>> begin Records provided

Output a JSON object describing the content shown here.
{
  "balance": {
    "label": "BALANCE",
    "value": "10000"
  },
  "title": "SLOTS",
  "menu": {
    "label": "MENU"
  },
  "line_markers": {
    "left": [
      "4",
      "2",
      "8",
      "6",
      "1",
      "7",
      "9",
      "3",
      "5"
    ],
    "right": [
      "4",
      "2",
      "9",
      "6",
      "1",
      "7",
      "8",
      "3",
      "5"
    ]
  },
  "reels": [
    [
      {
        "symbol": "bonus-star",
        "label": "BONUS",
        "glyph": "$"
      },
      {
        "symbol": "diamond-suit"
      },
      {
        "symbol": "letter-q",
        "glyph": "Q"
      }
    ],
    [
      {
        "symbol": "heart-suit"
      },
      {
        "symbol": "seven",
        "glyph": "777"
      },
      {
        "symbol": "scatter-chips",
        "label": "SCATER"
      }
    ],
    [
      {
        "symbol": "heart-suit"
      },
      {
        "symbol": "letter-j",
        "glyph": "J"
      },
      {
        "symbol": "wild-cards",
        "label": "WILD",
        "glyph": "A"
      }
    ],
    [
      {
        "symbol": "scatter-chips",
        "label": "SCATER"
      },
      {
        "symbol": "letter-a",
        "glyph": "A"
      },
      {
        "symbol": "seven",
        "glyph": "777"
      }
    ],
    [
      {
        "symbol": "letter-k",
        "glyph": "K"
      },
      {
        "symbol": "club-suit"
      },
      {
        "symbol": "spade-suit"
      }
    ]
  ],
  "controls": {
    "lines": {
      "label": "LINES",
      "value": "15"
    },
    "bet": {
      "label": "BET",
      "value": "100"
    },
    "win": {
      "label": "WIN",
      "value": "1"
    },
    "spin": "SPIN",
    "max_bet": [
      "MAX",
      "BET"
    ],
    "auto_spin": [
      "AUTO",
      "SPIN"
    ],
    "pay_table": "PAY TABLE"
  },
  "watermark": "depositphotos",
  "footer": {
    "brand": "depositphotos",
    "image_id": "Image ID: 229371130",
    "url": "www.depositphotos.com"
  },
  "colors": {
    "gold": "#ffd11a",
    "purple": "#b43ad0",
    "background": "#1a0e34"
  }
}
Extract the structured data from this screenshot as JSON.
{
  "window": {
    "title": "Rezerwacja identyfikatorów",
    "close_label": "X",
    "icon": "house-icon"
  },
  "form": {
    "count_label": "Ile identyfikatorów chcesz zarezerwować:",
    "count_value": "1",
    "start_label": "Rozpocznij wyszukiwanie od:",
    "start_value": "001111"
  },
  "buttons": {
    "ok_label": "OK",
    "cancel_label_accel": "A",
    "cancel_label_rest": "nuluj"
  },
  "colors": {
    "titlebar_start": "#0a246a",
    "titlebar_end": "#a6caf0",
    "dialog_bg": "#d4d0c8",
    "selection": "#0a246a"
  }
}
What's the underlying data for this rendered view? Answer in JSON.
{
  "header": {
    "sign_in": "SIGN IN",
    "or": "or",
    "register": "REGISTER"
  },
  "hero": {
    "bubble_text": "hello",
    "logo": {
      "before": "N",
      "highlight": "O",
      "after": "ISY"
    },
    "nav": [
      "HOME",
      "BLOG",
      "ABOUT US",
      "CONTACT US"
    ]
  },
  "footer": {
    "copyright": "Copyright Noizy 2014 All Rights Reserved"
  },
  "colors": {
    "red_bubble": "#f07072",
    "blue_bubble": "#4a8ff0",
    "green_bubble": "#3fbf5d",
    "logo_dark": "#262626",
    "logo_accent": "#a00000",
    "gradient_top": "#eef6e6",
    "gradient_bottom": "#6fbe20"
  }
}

>> end Records provided

* [What you will do]
From the records above, report the count of lines containing "glyph" and nothing more.

* [Full answer]
8